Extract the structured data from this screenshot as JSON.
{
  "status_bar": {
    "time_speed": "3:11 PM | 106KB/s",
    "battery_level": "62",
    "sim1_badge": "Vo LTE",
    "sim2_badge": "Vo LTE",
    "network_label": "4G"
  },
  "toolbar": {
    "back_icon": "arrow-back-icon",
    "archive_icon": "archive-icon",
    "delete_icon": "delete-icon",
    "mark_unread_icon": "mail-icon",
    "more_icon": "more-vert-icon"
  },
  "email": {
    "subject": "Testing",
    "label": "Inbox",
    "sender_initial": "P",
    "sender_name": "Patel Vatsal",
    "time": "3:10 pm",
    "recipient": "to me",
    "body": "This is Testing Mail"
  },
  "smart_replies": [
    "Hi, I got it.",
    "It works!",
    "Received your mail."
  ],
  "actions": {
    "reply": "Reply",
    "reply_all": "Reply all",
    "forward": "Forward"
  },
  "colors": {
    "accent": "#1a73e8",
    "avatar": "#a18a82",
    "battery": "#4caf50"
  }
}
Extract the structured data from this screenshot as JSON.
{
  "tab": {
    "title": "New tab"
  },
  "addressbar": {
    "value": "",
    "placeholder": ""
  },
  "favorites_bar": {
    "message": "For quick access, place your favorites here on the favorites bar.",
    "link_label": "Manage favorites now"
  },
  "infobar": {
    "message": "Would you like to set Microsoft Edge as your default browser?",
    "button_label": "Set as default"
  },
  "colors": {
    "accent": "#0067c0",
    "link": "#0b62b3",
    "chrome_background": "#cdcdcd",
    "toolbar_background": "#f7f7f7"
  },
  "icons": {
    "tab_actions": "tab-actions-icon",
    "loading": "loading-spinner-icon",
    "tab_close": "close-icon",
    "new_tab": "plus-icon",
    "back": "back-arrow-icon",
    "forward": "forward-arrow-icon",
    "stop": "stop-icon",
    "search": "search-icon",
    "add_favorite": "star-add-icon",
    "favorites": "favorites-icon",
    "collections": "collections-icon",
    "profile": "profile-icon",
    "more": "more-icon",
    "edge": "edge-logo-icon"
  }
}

|---|

▶ **SHORT EXERCISE**
Note how many lines of the material contain the string "arrow". Then report that number by itself.

▶ **CORRECT RESPONSE**
3